• **RECORDS FOR THE EXERCISE**
>> start

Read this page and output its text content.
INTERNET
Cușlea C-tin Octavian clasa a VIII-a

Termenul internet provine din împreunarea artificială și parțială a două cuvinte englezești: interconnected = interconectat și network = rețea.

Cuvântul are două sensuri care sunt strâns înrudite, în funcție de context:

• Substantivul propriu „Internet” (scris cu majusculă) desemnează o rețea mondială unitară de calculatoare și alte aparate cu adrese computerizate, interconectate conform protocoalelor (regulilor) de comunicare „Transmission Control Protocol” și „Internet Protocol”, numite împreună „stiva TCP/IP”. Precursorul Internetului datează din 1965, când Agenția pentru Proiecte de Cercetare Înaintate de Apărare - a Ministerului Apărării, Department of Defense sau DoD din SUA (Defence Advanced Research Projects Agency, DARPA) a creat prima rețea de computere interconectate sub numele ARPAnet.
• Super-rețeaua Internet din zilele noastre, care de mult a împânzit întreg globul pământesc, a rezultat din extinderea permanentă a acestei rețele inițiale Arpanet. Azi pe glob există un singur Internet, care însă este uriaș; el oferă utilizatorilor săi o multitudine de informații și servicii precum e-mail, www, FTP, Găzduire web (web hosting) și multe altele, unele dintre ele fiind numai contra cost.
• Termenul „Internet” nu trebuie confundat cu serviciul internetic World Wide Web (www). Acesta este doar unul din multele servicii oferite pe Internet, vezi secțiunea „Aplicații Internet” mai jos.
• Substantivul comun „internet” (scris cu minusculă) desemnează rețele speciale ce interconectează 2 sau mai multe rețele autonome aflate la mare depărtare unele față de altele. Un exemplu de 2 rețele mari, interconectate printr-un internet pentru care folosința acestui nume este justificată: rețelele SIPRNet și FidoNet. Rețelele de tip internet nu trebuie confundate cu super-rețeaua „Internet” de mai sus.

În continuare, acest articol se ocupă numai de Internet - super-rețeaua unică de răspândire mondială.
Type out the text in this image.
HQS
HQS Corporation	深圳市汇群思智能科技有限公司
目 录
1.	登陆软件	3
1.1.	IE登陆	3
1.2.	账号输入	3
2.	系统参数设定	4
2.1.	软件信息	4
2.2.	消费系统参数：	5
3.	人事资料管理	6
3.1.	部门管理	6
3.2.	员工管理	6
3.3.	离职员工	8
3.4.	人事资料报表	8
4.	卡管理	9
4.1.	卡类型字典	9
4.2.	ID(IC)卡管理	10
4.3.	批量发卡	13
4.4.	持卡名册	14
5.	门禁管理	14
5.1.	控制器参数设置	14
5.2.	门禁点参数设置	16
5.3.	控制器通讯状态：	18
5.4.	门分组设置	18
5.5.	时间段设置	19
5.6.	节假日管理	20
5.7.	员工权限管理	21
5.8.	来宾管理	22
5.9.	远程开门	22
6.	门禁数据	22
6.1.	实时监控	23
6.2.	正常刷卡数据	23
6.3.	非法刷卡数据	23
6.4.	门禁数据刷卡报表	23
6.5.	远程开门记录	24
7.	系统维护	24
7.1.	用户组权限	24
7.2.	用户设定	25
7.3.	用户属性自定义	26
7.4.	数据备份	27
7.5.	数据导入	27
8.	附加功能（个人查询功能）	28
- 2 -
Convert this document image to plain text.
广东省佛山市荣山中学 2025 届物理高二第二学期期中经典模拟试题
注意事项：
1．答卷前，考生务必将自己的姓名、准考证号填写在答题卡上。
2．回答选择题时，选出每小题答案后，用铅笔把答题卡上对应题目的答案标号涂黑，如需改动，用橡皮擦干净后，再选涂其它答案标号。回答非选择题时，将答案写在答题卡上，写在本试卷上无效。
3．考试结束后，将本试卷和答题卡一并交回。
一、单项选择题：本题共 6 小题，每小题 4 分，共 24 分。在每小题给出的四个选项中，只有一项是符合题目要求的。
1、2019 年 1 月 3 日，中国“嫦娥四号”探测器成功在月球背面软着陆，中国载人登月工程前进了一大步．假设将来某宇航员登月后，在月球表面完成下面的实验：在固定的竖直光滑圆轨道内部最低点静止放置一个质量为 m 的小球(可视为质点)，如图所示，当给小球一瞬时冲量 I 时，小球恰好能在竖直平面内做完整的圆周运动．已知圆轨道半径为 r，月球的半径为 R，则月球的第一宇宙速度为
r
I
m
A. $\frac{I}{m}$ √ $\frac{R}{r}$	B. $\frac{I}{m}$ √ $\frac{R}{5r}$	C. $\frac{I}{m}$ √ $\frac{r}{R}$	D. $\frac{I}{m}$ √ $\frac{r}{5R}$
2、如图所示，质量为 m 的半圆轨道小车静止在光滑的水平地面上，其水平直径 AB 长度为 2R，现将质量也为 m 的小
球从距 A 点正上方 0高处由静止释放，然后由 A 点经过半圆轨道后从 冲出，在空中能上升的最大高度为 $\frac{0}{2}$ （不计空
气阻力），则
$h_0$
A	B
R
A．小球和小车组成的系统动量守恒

>> end

• **PROBLEM REQUIREMENTS**
Your task is to quote the listing above word for word.

• **RESULT OF THIS TASK**
Read this page and output its text content.
INTERNET
Cușlea C-tin Octavian clasa a VIII-a

Termenul internet provine din împreunarea artificială și parțială a două cuvinte englezești: interconnected = interconectat și network = rețea.

Cuvântul are două sensuri care sunt strâns înrudite, în funcție de context:

• Substantivul propriu „Internet” (scris cu majusculă) desemnează o rețea mondială unitară de calculatoare și alte aparate cu adrese computerizate, interconectate conform protocoalelor (regulilor) de comunicare „Transmission Control Protocol” și „Internet Protocol”, numite împreună „stiva TCP/IP”. Precursorul Internetului datează din 1965, când Agenția pentru Proiecte de Cercetare Înaintate de Apărare - a Ministerului Apărării, Department of Defense sau DoD din SUA (Defence Advanced Research Projects Agency, DARPA) a creat prima rețea de computere interconectate sub numele ARPAnet.
• Super-rețeaua Internet din zilele noastre, care de mult a împânzit întreg globul pământesc, a rezultat din extinderea permanentă a acestei rețele inițiale Arpanet. Azi pe glob există un singur Internet, care însă este uriaș; el oferă utilizatorilor săi o multitudine de informații și servicii precum e-mail, www, FTP, Găzduire web (web hosting) și multe altele, unele dintre ele fiind numai contra cost.
• Termenul „Internet” nu trebuie confundat cu serviciul internetic World Wide Web (www). Acesta este doar unul din multele servicii oferite pe Internet, vezi secțiunea „Aplicații Internet” mai jos.
• Substantivul comun „internet” (scris cu minusculă) desemnează rețele speciale ce interconectează 2 sau mai multe rețele autonome aflate la mare depărtare unele față de altele. Un exemplu de 2 rețele mari, interconectate printr-un internet pentru care folosința acestui nume este justificată: rețelele SIPRNet și FidoNet. Rețelele de tip internet nu trebuie confundate cu super-rețeaua „Internet” de mai sus.

În continuare, acest articol se ocupă numai de Internet - super-rețeaua unică de răspândire mondială.
Type out the text in this image.
HQS
HQS Corporation	深圳市汇群思智能科技有限公司
目 录
1.	登陆软件	3
1.1.	IE登陆	3
1.2.	账号输入	3
2.	系统参数设定	4
2.1.	软件信息	4
2.2.	消费系统参数：	5
3.	人事资料管理	6
3.1.	部门管理	6
3.2.	员工管理	6
3.3.	离职员工	8
3.4.	人事资料报表	8
4.	卡管理	9
4.1.	卡类型字典	9
4.2.	ID(IC)卡管理	10
4.3.	批量发卡	13
4.4.	持卡名册	14
5.	门禁管理	14
5.1.	控制器参数设置	14
5.2.	门禁点参数设置	16
5.3.	控制器通讯状态：	18
5.4.	门分组设置	18
5.5.	时间段设置	19
5.6.	节假日管理	20
5.7.	员工权限管理	21
5.8.	来宾管理	22
5.9.	远程开门	22
6.	门禁数据	22
6.1.	实时监控	23
6.2.	正常刷卡数据	23
6.3.	非法刷卡数据	23
6.4.	门禁数据刷卡报表	23
6.5.	远程开门记录	24
7.	系统维护	24
7.1.	用户组权限	24
7.2.	用户设定	25
7.3.	用户属性自定义	26
7.4.	数据备份	27
7.5.	数据导入	27
8.	附加功能（个人查询功能）	28
- 2 -
Convert this document image to plain text.
广东省佛山市荣山中学 2025 届物理高二第二学期期中经典模拟试题
注意事项：
1．答卷前，考生务必将自己的姓名、准考证号填写在答题卡上。
2．回答选择题时，选出每小题答案后，用铅笔把答题卡上对应题目的答案标号涂黑，如需改动，用橡皮擦干净后，再选涂其它答案标号。回答非选择题时，将答案写在答题卡上，写在本试卷上无效。
3．考试结束后，将本试卷和答题卡一并交回。
一、单项选择题：本题共 6 小题，每小题 4 分，共 24 分。在每小题给出的四个选项中，只有一项是符合题目要求的。
1、2019 年 1 月 3 日，中国“嫦娥四号”探测器成功在月球背面软着陆，中国载人登月工程前进了一大步．假设将来某宇航员登月后，在月球表面完成下面的实验：在固定的竖直光滑圆轨道内部最低点静止放置一个质量为 m 的小球(可视为质点)，如图所示，当给小球一瞬时冲量 I 时，小球恰好能在竖直平面内做完整的圆周运动．已知圆轨道半径为 r，月球的半径为 R，则月球的第一宇宙速度为
r
I
m
A. $\frac{I}{m}$ √ $\frac{R}{r}$	B. $\frac{I}{m}$ √ $\frac{R}{5r}$	C. $\frac{I}{m}$ √ $\frac{r}{R}$	D. $\frac{I}{m}$ √ $\frac{r}{5R}$
2、如图所示，质量为 m 的半圆轨道小车静止在光滑的水平地面上，其水平直径 AB 长度为 2R，现将质量也为 m 的小
球从距 A 点正上方 0高处由静止释放，然后由 A 点经过半圆轨道后从 冲出，在空中能上升的最大高度为 $\frac{0}{2}$ （不计空
气阻力），则
$h_0$
A	B
R
A．小球和小车组成的系统动量守恒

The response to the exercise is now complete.